§ **Given instruction**
Take all the material and copy it exactly.

§ **Extracted information**
************

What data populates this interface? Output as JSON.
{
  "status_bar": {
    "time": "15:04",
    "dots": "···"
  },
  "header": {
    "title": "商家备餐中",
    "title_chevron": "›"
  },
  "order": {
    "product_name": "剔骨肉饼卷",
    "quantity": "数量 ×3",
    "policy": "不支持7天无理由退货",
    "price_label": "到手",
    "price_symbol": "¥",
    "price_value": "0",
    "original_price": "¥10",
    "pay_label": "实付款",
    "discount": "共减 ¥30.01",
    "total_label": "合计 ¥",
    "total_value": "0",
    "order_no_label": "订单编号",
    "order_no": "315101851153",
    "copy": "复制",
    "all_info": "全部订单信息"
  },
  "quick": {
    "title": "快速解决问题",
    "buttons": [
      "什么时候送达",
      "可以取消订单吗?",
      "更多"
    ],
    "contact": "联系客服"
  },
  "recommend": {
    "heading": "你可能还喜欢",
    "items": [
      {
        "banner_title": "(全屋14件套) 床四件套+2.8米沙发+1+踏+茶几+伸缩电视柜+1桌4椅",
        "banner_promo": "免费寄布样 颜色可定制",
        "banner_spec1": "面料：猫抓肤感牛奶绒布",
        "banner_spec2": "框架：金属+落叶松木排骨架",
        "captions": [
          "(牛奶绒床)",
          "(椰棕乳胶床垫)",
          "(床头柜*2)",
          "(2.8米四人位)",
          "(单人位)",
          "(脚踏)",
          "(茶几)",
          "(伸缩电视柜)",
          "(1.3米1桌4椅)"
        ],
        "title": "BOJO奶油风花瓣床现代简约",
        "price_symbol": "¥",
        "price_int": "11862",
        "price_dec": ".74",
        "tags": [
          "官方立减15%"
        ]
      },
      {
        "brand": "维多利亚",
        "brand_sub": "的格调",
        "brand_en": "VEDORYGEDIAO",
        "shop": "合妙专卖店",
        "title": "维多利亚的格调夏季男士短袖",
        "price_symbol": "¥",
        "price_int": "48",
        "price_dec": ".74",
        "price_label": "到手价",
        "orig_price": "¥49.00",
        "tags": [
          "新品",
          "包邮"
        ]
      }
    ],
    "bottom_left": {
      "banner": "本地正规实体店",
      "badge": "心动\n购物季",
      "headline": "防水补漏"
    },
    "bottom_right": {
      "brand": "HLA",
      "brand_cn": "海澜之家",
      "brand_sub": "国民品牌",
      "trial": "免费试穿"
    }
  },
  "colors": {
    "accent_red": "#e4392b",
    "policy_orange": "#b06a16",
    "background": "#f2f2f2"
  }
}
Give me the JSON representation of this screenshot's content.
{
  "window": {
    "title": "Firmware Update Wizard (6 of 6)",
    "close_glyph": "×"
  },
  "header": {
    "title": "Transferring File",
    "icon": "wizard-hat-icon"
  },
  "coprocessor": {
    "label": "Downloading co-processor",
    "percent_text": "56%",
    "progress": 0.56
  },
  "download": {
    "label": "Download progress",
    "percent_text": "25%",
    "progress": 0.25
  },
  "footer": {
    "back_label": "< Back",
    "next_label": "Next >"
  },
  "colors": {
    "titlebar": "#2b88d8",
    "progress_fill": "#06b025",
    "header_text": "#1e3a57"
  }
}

************

§ **The reply**
What data populates this interface? Output as JSON.
{
  "status_bar": {
    "time": "15:04",
    "dots": "···"
  },
  "header": {
    "title": "商家备餐中",
    "title_chevron": "›"
  },
  "order": {
    "product_name": "剔骨肉饼卷",
    "quantity": "数量 ×3",
    "policy": "不支持7天无理由退货",
    "price_label": "到手",
    "price_symbol": "¥",
    "price_value": "0",
    "original_price": "¥10",
    "pay_label": "实付款",
    "discount": "共减 ¥30.01",
    "total_label": "合计 ¥",
    "total_value": "0",
    "order_no_label": "订单编号",
    "order_no": "315101851153",
    "copy": "复制",
    "all_info": "全部订单信息"
  },
  "quick": {
    "title": "快速解决问题",
    "buttons": [
      "什么时候送达",
      "可以取消订单吗?",
      "更多"
    ],
    "contact": "联系客服"
  },
  "recommend": {
    "heading": "你可能还喜欢",
    "items": [
      {
        "banner_title": "(全屋14件套) 床四件套+2.8米沙发+1+踏+茶几+伸缩电视柜+1桌4椅",
        "banner_promo": "免费寄布样 颜色可定制",
        "banner_spec1": "面料：猫抓肤感牛奶绒布",
        "banner_spec2": "框架：金属+落叶松木排骨架",
        "captions": [
          "(牛奶绒床)",
          "(椰棕乳胶床垫)",
          "(床头柜*2)",
          "(2.8米四人位)",
          "(单人位)",
          "(脚踏)",
          "(茶几)",
          "(伸缩电视柜)",
          "(1.3米1桌4椅)"
        ],
        "title": "BOJO奶油风花瓣床现代简约",
        "price_symbol": "¥",
        "price_int": "11862",
        "price_dec": ".74",
        "tags": [
          "官方立减15%"
        ]
      },
      {
        "brand": "维多利亚",
        "brand_sub": "的格调",
        "brand_en": "VEDORYGEDIAO",
        "shop": "合妙专卖店",
        "title": "维多利亚的格调夏季男士短袖",
        "price_symbol": "¥",
        "price_int": "48",
        "price_dec": ".74",
        "price_label": "到手价",
        "orig_price": "¥49.00",
        "tags": [
          "新品",
          "包邮"
        ]
      }
    ],
    "bottom_left": {
      "banner": "本地正规实体店",
      "badge": "心动\n购物季",
      "headline": "防水补漏"
    },
    "bottom_right": {
      "brand": "HLA",
      "brand_cn": "海澜之家",
      "brand_sub": "国民品牌",
      "trial": "免费试穿"
    }
  },
  "colors": {
    "accent_red": "#e4392b",
    "policy_orange": "#b06a16",
    "background": "#f2f2f2"
  }
}
Give me the JSON representation of this screenshot's content.
{
  "window": {
    "title": "Firmware Update Wizard (6 of 6)",
    "close_glyph": "×"
  },
  "header": {
    "title": "Transferring File",
    "icon": "wizard-hat-icon"
  },
  "coprocessor": {
    "label": "Downloading co-processor",
    "percent_text": "56%",
    "progress": 0.56
  },
  "download": {
    "label": "Download progress",
    "percent_text": "25%",
    "progress": 0.25
  },
  "footer": {
    "back_label": "< Back",
    "next_label": "Next >"
  },
  "colors": {
    "titlebar": "#2b88d8",
    "progress_fill": "#06b025",
    "header_text": "#1e3a57"
  }
}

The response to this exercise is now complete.